### GIVEN PROBLEM
Extract the full set of records, then give each one again exactly.

### EXTRACTED INFORMATION
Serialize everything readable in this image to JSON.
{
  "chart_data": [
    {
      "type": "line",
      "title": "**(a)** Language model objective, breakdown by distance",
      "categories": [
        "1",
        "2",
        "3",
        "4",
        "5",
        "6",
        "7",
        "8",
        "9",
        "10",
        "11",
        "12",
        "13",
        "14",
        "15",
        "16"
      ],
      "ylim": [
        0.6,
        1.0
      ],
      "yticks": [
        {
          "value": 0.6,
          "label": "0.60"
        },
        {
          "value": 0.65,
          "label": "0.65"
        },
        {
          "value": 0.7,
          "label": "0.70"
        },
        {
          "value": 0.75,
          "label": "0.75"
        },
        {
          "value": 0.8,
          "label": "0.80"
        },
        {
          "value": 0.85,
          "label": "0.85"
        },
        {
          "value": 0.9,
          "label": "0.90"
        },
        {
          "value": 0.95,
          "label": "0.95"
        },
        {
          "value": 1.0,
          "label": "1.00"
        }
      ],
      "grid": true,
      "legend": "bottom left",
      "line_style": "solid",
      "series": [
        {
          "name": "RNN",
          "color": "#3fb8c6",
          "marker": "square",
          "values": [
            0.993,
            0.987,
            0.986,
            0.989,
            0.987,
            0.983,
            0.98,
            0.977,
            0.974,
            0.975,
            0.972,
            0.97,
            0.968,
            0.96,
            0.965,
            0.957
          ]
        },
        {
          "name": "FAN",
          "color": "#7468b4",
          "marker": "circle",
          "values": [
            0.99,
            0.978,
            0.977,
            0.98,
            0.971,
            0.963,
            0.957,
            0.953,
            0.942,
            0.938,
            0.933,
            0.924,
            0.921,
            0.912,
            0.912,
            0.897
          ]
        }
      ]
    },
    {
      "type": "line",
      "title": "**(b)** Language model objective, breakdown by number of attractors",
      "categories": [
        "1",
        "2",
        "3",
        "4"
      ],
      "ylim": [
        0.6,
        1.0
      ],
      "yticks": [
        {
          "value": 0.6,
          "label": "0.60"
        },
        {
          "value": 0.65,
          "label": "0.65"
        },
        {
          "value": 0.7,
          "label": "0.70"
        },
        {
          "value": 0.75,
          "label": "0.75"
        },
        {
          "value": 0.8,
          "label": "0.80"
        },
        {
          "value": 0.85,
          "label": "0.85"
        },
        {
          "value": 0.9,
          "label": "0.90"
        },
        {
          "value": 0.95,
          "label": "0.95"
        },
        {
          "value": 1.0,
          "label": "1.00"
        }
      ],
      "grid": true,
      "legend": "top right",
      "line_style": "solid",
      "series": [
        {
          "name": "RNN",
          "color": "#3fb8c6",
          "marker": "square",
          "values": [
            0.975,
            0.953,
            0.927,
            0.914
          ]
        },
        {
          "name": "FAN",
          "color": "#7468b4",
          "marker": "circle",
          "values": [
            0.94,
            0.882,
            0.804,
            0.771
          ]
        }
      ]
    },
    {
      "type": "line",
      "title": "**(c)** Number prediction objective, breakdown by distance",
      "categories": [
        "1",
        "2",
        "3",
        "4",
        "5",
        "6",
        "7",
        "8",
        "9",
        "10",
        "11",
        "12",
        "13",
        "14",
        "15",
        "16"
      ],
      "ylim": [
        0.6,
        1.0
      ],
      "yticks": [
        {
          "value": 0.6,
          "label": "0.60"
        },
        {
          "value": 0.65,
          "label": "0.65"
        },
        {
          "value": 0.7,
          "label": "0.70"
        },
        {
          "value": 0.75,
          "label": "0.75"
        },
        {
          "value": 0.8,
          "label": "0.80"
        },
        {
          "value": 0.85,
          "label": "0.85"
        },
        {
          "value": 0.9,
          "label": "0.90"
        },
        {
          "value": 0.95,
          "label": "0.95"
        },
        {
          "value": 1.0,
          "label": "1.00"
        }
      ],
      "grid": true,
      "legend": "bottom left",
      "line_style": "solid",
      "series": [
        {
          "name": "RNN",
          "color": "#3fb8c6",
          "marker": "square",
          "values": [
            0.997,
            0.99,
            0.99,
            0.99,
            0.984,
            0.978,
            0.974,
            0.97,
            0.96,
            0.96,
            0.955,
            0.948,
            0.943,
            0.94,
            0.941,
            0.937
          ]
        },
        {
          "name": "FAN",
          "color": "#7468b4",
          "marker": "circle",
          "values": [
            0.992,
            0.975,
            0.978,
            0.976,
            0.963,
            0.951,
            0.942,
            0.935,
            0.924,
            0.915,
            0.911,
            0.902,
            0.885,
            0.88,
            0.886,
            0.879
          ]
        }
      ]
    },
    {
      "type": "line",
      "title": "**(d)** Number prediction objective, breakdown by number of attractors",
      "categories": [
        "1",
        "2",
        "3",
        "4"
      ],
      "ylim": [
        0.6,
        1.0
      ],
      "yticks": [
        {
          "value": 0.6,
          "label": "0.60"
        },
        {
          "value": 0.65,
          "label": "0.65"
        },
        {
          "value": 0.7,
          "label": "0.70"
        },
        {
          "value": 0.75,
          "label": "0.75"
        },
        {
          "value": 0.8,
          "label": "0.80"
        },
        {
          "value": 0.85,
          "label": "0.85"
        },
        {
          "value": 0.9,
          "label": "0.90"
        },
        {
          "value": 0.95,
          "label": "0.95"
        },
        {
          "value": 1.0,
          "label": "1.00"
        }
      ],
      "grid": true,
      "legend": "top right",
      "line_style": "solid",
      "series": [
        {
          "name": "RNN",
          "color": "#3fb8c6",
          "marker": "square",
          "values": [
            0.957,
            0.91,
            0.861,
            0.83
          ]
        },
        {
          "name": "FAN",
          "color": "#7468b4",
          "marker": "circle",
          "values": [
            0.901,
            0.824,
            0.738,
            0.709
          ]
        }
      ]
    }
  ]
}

### RESULT FOR THIS EXERCISE
Serialize everything readable in this image to JSON.
{
  "chart_data": [
    {
      "type": "line",
      "title": "**(a)** Language model objective, breakdown by distance",
      "categories": [
        "1",
        "2",
        "3",
        "4",
        "5",
        "6",
        "7",
        "8",
        "9",
        "10",
        "11",
        "12",
        "13",
        "14",
        "15",
        "16"
      ],
      "ylim": [
        0.6,
        1.0
      ],
      "yticks": [
        {
          "value": 0.6,
          "label": "0.60"
        },
        {
          "value": 0.65,
          "label": "0.65"
        },
        {
          "value": 0.7,
          "label": "0.70"
        },
        {
          "value": 0.75,
          "label": "0.75"
        },
        {
          "value": 0.8,
          "label": "0.80"
        },
        {
          "value": 0.85,
          "label": "0.85"
        },
        {
          "value": 0.9,
          "label": "0.90"
        },
        {
          "value": 0.95,
          "label": "0.95"
        },
        {
          "value": 1.0,
          "label": "1.00"
        }
      ],
      "grid": true,
      "legend": "bottom left",
      "line_style": "solid",
      "series": [
        {
          "name": "RNN",
          "color": "#3fb8c6",
          "marker": "square",
          "values": [
            0.993,
            0.987,
            0.986,
            0.989,
            0.987,
            0.983,
            0.98,
            0.977,
            0.974,
            0.975,
            0.972,
            0.97,
            0.968,
            0.96,
            0.965,
            0.957
          ]
        },
        {
          "name": "FAN",
          "color": "#7468b4",
          "marker": "circle",
          "values": [
            0.99,
            0.978,
            0.977,
            0.98,
            0.971,
            0.963,
            0.957,
            0.953,
            0.942,
            0.938,
            0.933,
            0.924,
            0.921,
            0.912,
            0.912,
            0.897
          ]
        }
      ]
    },
    {
      "type": "line",
      "title": "**(b)** Language model objective, breakdown by number of attractors",
      "categories": [
        "1",
        "2",
        "3",
        "4"
      ],
      "ylim": [
        0.6,
        1.0
      ],
      "yticks": [
        {
          "value": 0.6,
          "label": "0.60"
        },
        {
          "value": 0.65,
          "label": "0.65"
        },
        {
          "value": 0.7,
          "label": "0.70"
        },
        {
          "value": 0.75,
          "label": "0.75"
        },
        {
          "value": 0.8,
          "label": "0.80"
        },
        {
          "value": 0.85,
          "label": "0.85"
        },
        {
          "value": 0.9,
          "label": "0.90"
        },
        {
          "value": 0.95,
          "label": "0.95"
        },
        {
          "value": 1.0,
          "label": "1.00"
        }
      ],
      "grid": true,
      "legend": "top right",
      "line_style": "solid",
      "series": [
        {
          "name": "RNN",
          "color": "#3fb8c6",
          "marker": "square",
          "values": [
            0.975,
            0.953,
            0.927,
            0.914
          ]
        },
        {
          "name": "FAN",
          "color": "#7468b4",
          "marker": "circle",
          "values": [
            0.94,
            0.882,
            0.804,
            0.771
          ]
        }
      ]
    },
    {
      "type": "line",
      "title": "**(c)** Number prediction objective, breakdown by distance",
      "categories": [
        "1",
        "2",
        "3",
        "4",
        "5",
        "6",
        "7",
        "8",
        "9",
        "10",
        "11",
        "12",
        "13",
        "14",
        "15",
        "16"
      ],
      "ylim": [
        0.6,
        1.0
      ],
      "yticks": [
        {
          "value": 0.6,
          "label": "0.60"
        },
        {
          "value": 0.65,
          "label": "0.65"
        },
        {
          "value": 0.7,
          "label": "0.70"
        },
        {
          "value": 0.75,
          "label": "0.75"
        },
        {
          "value": 0.8,
          "label": "0.80"
        },
        {
          "value": 0.85,
          "label": "0.85"
        },
        {
          "value": 0.9,
          "label": "0.90"
        },
        {
          "value": 0.95,
          "label": "0.95"
        },
        {
          "value": 1.0,
          "label": "1.00"
        }
      ],
      "grid": true,
      "legend": "bottom left",
      "line_style": "solid",
      "series": [
        {
          "name": "RNN",
          "color": "#3fb8c6",
          "marker": "square",
          "values": [
            0.997,
            0.99,
            0.99,
            0.99,
            0.984,
            0.978,
            0.974,
            0.97,
            0.96,
            0.96,
            0.955,
            0.948,
            0.943,
            0.94,
            0.941,
            0.937
          ]
        },
        {
          "name": "FAN",
          "color": "#7468b4",
          "marker": "circle",
          "values": [
            0.992,
            0.975,
            0.978,
            0.976,
            0.963,
            0.951,
            0.942,
            0.935,
            0.924,
            0.915,
            0.911,
            0.902,
            0.885,
            0.88,
            0.886,
            0.879
          ]
        }
      ]
    },
    {
      "type": "line",
      "title": "**(d)** Number prediction objective, breakdown by number of attractors",
      "categories": [
        "1",
        "2",
        "3",
        "4"
      ],
      "ylim": [
        0.6,
        1.0
      ],
      "yticks": [
        {
          "value": 0.6,
          "label": "0.60"
        },
        {
          "value": 0.65,
          "label": "0.65"
        },
        {
          "value": 0.7,
          "label": "0.70"
        },
        {
          "value": 0.75,
          "label": "0.75"
        },
        {
          "value": 0.8,
          "label": "0.80"
        },
        {
          "value": 0.85,
          "label": "0.85"
        },
        {
          "value": 0.9,
          "label": "0.90"
        },
        {
          "value": 0.95,
          "label": "0.95"
        },
        {
          "value": 1.0,
          "label": "1.00"
        }
      ],
      "grid": true,
      "legend": "top right",
      "line_style": "solid",
      "series": [
        {
          "name": "RNN",
          "color": "#3fb8c6",
          "marker": "square",
          "values": [
            0.957,
            0.91,
            0.861,
            0.83
          ]
        },
        {
          "name": "FAN",
          "color": "#7468b4",
          "marker": "circle",
          "values": [
            0.901,
            0.824,
            0.738,
            0.709
          ]
        }
      ]
    }
  ]
}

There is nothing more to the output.